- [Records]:

────────

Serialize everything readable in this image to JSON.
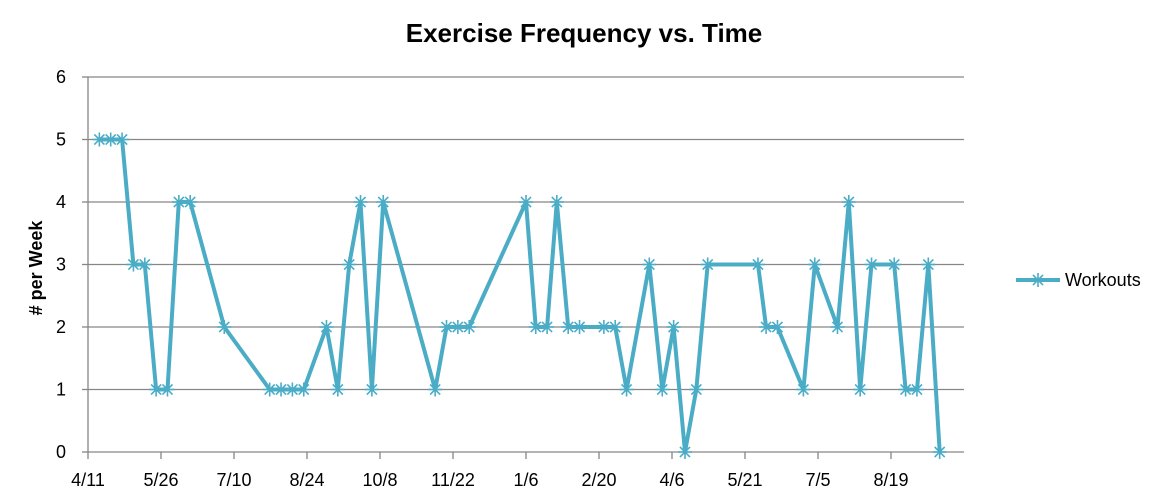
{
  "chart_data": {
    "type": "line",
    "title": "Exercise Frequency vs. Time",
    "xlabel": "",
    "ylabel": "# per Week",
    "ylim": [
      0,
      6
    ],
    "yticks": [
      "0",
      "1",
      "2",
      "3",
      "4",
      "5",
      "6"
    ],
    "xticks": [
      "4/11",
      "5/26",
      "7/10",
      "8/24",
      "10/8",
      "11/22",
      "1/6",
      "2/20",
      "4/6",
      "5/21",
      "7/5",
      "8/19"
    ],
    "xtick_day_offsets": [
      0,
      45,
      90,
      135,
      180,
      225,
      270,
      315,
      360,
      405,
      450,
      495
    ],
    "grid": true,
    "legend_position": "right",
    "series": [
      {
        "name": "Workouts",
        "color": "#4BACC6",
        "marker": "asterisk",
        "x": [
          7,
          14,
          21,
          28,
          35,
          42,
          49,
          56,
          63,
          84,
          112,
          119,
          126,
          133,
          147,
          154,
          161,
          168,
          175,
          182,
          214,
          221,
          228,
          235,
          270,
          276,
          283,
          289,
          296,
          303,
          318,
          325,
          332,
          346,
          354,
          361,
          368,
          375,
          382,
          413,
          418,
          425,
          441,
          448,
          462,
          469,
          476,
          483,
          497,
          504,
          511,
          518,
          525
        ],
        "values": [
          5,
          5,
          5,
          3,
          3,
          1,
          1,
          4,
          4,
          2,
          1,
          1,
          1,
          1,
          2,
          1,
          3,
          4,
          1,
          4,
          1,
          2,
          2,
          2,
          4,
          2,
          2,
          4,
          2,
          2,
          2,
          2,
          1,
          3,
          1,
          2,
          0,
          1,
          3,
          3,
          2,
          2,
          1,
          3,
          2,
          4,
          1,
          3,
          3,
          1,
          1,
          3,
          0
        ]
      }
    ]
  }
}
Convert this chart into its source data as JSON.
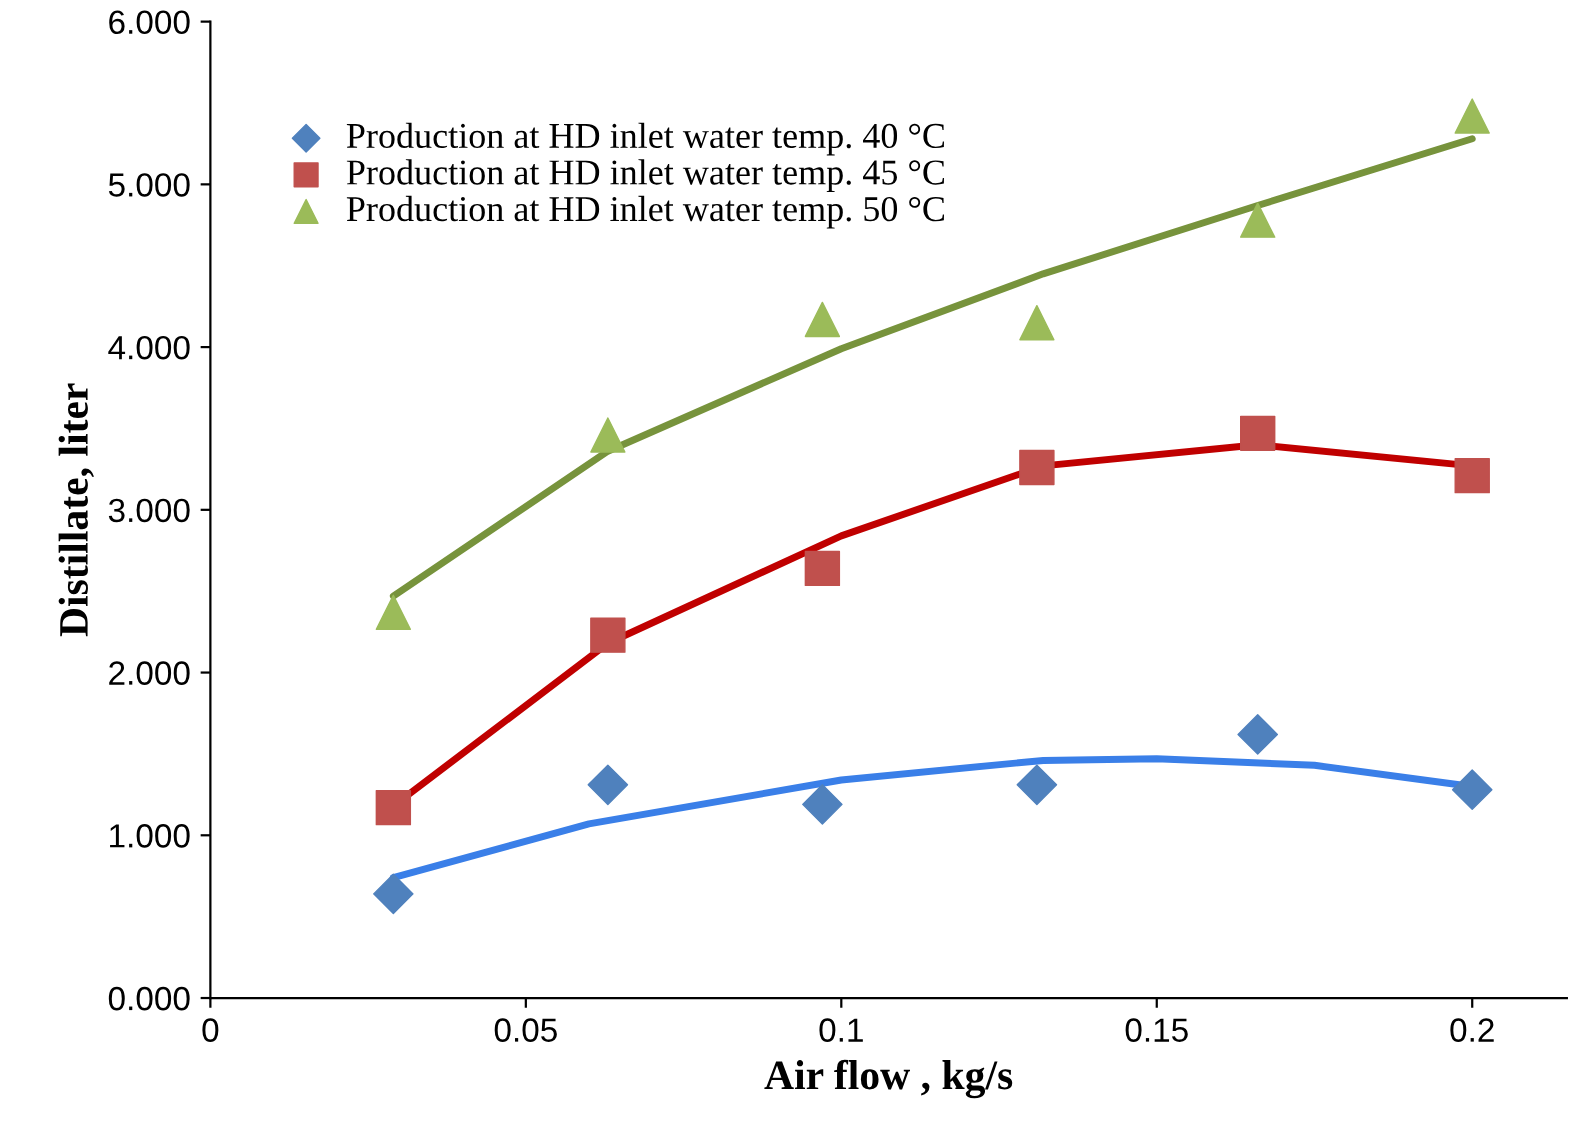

────────

- [Task to carry out]:
Set down the material exactly, every line of it, except for the pictures.

- [The solution]:
Serialize everything readable in this image to JSON.
{
  "chart_data": {
    "type": "line",
    "title": "Exercise Frequency vs. Time",
    "xlabel": "",
    "ylabel": "# per Week",
    "ylim": [
      0,
      6
    ],
    "yticks": [
      "0",
      "1",
      "2",
      "3",
      "4",
      "5",
      "6"
    ],
    "xticks": [
      "4/11",
      "5/26",
      "7/10",
      "8/24",
      "10/8",
      "11/22",
      "1/6",
      "2/20",
      "4/6",
      "5/21",
      "7/5",
      "8/19"
    ],
    "xtick_day_offsets": [
      0,
      45,
      90,
      135,
      180,
      225,
      270,
      315,
      360,
      405,
      450,
      495
    ],
    "grid": true,
    "legend_position": "right",
    "series": [
      {
        "name": "Workouts",
        "color": "#4BACC6",
        "marker": "asterisk",
        "x": [
          7,
          14,
          21,
          28,
          35,
          42,
          49,
          56,
          63,
          84,
          112,
          119,
          126,
          133,
          147,
          154,
          161,
          168,
          175,
          182,
          214,
          221,
          228,
          235,
          270,
          276,
          283,
          289,
          296,
          303,
          318,
          325,
          332,
          346,
          354,
          361,
          368,
          375,
          382,
          413,
          418,
          425,
          441,
          448,
          462,
          469,
          476,
          483,
          497,
          504,
          511,
          518,
          525
        ],
        "values": [
          5,
          5,
          5,
          3,
          3,
          1,
          1,
          4,
          4,
          2,
          1,
          1,
          1,
          1,
          2,
          1,
          3,
          4,
          1,
          4,
          1,
          2,
          2,
          2,
          4,
          2,
          2,
          4,
          2,
          2,
          2,
          2,
          1,
          3,
          1,
          2,
          0,
          1,
          3,
          3,
          2,
          2,
          1,
          3,
          2,
          4,
          1,
          3,
          3,
          1,
          1,
          3,
          0
        ]
      }
    ]
  }
}
Convert this chart into its source data as JSON.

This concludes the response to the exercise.